Problem to work on —
Your task is to give the listing below back word for word, pictures excluded.

++++ Data supplied

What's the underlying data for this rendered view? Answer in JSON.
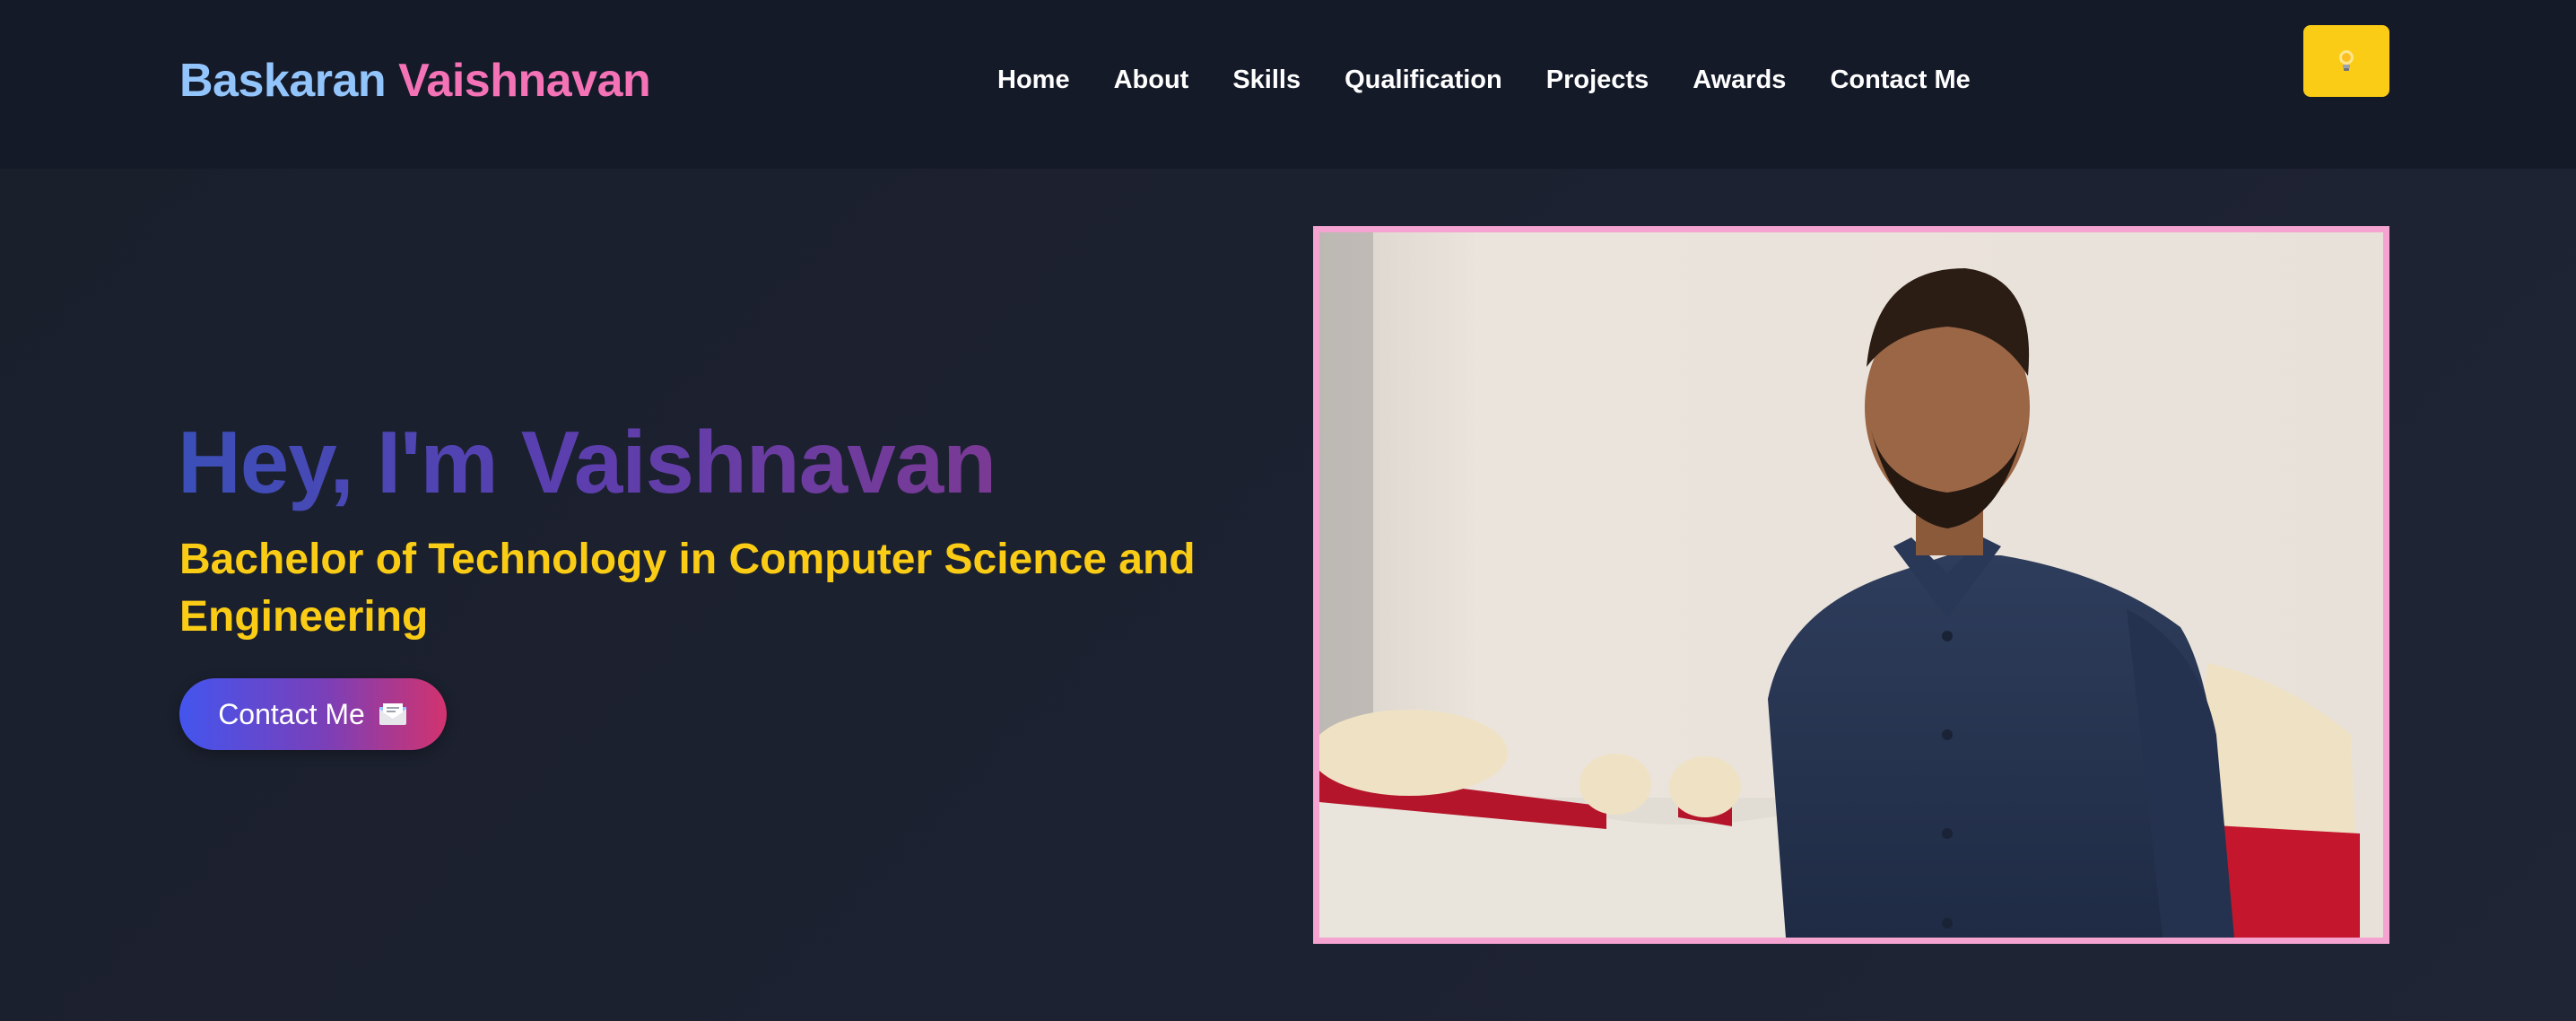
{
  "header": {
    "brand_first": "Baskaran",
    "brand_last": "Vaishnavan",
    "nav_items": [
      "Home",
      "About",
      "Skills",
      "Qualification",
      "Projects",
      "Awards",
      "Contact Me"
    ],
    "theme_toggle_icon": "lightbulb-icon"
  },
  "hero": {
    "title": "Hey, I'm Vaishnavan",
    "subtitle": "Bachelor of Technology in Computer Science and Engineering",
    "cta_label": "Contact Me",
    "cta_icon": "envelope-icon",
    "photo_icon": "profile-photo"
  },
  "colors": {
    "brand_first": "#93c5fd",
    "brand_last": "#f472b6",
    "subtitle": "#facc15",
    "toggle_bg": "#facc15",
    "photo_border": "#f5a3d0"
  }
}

++++++++

Output of the exercise —
What's the underlying data for this rendered view? Answer in JSON.
{
  "header": {
    "brand_first": "Baskaran",
    "brand_last": "Vaishnavan",
    "nav_items": [
      "Home",
      "About",
      "Skills",
      "Qualification",
      "Projects",
      "Awards",
      "Contact Me"
    ],
    "theme_toggle_icon": "lightbulb-icon"
  },
  "hero": {
    "title": "Hey, I'm Vaishnavan",
    "subtitle": "Bachelor of Technology in Computer Science and Engineering",
    "cta_label": "Contact Me",
    "cta_icon": "envelope-icon",
    "photo_icon": "profile-photo"
  },
  "colors": {
    "brand_first": "#93c5fd",
    "brand_last": "#f472b6",
    "subtitle": "#facc15",
    "toggle_bg": "#facc15",
    "photo_border": "#f5a3d0"
  }
}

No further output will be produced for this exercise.